== Material ==
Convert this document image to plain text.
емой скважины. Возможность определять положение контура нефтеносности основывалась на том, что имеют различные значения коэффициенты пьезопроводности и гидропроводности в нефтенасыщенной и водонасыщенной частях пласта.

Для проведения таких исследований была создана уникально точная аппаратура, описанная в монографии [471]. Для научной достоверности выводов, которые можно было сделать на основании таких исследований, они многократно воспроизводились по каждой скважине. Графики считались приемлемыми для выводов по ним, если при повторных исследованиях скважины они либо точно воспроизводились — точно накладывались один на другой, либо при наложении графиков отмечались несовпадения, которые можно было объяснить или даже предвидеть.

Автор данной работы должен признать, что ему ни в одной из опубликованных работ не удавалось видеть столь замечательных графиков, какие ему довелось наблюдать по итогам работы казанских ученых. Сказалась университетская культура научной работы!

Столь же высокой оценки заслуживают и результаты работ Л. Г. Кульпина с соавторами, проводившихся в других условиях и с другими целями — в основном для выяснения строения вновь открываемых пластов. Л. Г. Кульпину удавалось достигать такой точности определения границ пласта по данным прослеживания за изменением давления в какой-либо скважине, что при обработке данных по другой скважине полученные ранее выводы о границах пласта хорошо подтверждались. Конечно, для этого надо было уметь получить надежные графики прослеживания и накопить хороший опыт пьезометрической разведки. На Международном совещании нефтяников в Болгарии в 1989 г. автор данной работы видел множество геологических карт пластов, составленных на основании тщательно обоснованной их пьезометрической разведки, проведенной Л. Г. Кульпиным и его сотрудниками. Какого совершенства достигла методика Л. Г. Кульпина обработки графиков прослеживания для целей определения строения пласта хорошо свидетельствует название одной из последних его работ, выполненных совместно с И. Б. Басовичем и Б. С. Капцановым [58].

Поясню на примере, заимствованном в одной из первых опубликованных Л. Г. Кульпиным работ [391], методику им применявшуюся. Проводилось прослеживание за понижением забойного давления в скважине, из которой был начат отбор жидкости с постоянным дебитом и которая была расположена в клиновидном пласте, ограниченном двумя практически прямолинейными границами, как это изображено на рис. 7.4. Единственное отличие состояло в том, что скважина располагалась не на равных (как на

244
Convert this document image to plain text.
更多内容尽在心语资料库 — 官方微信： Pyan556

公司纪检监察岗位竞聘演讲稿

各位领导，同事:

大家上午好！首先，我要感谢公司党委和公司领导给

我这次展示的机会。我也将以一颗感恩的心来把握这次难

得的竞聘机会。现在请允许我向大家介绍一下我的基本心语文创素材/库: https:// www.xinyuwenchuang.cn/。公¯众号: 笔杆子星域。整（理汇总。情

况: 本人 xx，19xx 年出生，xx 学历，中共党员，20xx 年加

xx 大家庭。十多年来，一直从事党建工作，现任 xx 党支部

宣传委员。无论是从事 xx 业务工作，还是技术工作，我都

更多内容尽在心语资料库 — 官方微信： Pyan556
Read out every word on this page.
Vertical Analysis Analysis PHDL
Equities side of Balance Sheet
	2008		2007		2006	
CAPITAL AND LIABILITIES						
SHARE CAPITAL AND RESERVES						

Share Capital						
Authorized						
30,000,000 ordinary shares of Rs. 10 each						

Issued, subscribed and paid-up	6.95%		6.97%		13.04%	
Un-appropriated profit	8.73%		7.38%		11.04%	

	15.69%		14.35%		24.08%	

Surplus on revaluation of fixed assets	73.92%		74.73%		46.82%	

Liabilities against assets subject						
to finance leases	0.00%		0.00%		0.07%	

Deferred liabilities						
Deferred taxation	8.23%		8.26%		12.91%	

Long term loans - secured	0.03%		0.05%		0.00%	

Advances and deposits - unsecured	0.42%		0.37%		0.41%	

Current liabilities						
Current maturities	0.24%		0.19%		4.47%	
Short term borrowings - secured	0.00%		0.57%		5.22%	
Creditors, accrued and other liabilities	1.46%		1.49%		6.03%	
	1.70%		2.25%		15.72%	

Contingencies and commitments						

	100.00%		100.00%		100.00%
===
> [Problem]
Give back exactly the lines from the line containing "Read out every word on this page." to the end of the entries, and no other lines.

> [Task output]
Read out every word on this page.
Vertical Analysis Analysis PHDL
Equities side of Balance Sheet
	2008		2007		2006	
CAPITAL AND LIABILITIES						
SHARE CAPITAL AND RESERVES						

Share Capital						
Authorized						
30,000,000 ordinary shares of Rs. 10 each						

Issued, subscribed and paid-up	6.95%		6.97%		13.04%	
Un-appropriated profit	8.73%		7.38%		11.04%	

	15.69%		14.35%		24.08%	

Surplus on revaluation of fixed assets	73.92%		74.73%		46.82%	

Liabilities against assets subject						
to finance leases	0.00%		0.00%		0.07%	

Deferred liabilities						
Deferred taxation	8.23%		8.26%		12.91%	

Long term loans - secured	0.03%		0.05%		0.00%	

Advances and deposits - unsecured	0.42%		0.37%		0.41%	

Current liabilities						
Current maturities	0.24%		0.19%		4.47%	
Short term borrowings - secured	0.00%		0.57%		5.22%	
Creditors, accrued and other liabilities	1.46%		1.49%		6.03%	
	1.70%		2.25%		15.72%	

Contingencies and commitments						

	100.00%		100.00%		100.00%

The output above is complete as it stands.